**Exercise description**
Return only the count of lines in which the word "marker" appears.

**Listing**
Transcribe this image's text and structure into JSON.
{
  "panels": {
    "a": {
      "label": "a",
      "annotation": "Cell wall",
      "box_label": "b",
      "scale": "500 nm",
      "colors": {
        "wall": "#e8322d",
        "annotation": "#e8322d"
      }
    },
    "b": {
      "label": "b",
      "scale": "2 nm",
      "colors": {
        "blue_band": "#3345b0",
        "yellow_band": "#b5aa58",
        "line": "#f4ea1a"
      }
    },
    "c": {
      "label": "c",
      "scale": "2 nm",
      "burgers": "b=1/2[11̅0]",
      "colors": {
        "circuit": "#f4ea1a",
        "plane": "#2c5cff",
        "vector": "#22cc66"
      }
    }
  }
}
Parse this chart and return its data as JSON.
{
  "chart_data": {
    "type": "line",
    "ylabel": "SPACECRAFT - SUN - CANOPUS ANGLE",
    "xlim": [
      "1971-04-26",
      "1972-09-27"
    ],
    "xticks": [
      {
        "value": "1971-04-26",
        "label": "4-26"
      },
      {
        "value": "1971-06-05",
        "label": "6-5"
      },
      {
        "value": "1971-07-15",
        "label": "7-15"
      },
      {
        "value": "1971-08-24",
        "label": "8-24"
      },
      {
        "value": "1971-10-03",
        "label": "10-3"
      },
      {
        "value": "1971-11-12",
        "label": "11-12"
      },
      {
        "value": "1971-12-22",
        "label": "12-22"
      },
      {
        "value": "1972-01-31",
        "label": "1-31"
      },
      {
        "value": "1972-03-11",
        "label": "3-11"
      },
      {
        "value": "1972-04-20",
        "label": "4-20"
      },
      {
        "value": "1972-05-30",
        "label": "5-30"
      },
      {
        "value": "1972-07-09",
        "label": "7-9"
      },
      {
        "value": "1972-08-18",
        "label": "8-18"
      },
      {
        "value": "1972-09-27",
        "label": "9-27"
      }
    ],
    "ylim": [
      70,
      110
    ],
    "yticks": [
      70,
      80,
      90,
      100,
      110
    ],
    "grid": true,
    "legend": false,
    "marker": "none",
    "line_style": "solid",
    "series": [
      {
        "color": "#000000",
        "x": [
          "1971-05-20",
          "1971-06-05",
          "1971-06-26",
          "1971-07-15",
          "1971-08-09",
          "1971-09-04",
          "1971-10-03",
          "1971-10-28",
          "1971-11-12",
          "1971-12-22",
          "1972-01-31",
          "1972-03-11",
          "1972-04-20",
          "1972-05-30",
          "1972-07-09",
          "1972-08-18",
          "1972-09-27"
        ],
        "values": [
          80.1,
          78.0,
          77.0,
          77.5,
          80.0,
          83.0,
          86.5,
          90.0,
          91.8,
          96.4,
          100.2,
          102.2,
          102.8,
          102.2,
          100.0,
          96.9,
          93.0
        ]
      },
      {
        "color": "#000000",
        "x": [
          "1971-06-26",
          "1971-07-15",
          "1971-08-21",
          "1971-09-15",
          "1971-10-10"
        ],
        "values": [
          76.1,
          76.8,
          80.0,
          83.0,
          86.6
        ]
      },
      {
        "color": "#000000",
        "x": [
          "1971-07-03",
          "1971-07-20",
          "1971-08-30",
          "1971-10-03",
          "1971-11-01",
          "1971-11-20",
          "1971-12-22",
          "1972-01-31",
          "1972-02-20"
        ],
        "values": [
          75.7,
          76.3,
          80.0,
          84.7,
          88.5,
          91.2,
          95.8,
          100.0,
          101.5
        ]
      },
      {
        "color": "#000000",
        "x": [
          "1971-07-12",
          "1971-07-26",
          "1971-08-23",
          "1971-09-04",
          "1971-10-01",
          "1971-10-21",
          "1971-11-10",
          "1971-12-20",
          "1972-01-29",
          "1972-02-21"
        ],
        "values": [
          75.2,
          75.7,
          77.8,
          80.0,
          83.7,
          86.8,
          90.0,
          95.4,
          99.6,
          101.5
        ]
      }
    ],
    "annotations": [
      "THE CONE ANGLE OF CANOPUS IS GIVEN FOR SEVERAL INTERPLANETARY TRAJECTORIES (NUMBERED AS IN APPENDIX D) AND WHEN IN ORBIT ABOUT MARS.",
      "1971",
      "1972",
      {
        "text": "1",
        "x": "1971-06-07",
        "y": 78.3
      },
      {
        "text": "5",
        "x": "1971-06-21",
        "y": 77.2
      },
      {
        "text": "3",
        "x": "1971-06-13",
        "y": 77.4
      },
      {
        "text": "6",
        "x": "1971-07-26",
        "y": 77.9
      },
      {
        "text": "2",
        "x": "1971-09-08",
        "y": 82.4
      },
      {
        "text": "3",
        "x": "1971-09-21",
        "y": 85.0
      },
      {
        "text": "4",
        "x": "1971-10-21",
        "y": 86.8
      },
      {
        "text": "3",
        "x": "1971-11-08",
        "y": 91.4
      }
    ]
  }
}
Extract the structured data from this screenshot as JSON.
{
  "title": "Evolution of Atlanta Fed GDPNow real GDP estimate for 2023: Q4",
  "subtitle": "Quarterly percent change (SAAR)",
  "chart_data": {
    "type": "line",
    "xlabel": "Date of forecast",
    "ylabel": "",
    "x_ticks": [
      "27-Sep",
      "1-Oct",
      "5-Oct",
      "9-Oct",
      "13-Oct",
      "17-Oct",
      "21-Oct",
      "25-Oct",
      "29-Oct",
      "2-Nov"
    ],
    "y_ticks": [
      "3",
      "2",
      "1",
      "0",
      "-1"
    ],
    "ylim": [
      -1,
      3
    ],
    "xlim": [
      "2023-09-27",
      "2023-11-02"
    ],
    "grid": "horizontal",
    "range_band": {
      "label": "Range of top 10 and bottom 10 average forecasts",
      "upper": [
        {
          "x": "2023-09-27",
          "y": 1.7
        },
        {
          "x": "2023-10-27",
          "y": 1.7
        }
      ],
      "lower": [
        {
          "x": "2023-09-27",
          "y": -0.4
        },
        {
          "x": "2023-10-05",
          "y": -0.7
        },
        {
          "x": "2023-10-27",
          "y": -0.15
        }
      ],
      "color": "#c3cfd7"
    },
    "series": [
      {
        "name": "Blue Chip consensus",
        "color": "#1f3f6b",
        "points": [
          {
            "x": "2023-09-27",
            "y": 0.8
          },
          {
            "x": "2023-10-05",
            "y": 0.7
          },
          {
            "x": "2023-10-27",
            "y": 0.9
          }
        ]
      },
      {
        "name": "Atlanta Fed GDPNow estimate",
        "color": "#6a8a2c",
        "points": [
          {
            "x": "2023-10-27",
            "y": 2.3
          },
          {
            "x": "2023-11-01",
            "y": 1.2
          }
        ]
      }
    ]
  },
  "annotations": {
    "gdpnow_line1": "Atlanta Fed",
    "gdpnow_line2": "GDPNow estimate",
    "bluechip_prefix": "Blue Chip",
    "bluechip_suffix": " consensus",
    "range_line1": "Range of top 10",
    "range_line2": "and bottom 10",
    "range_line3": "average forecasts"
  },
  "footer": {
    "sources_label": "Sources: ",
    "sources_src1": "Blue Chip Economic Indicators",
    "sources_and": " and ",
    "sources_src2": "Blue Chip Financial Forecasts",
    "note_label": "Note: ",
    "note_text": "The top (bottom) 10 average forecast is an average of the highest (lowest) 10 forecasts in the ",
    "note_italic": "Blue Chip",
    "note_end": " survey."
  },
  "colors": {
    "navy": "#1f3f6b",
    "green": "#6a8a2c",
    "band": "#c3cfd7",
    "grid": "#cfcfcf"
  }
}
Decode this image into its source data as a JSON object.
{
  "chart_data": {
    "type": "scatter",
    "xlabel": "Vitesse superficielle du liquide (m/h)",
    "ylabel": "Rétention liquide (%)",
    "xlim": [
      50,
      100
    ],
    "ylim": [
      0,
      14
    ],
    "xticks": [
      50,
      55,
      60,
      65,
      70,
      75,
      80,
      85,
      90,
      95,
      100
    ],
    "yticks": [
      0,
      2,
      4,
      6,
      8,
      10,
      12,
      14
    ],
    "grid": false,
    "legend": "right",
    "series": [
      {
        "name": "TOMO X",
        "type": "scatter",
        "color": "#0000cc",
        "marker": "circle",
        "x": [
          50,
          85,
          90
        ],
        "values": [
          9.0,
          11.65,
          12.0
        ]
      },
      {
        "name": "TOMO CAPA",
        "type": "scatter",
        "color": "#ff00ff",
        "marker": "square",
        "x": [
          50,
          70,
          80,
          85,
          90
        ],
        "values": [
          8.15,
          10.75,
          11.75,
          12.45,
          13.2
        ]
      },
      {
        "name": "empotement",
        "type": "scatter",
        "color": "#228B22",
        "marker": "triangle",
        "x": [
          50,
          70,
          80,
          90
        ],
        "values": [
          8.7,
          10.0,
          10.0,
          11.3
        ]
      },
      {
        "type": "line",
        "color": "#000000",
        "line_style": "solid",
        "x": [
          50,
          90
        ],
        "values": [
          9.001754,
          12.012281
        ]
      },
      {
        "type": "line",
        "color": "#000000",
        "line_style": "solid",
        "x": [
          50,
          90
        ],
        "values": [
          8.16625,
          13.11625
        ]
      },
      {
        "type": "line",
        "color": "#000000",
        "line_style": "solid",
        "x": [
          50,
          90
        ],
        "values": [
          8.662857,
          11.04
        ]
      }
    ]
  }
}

**Correct response**
4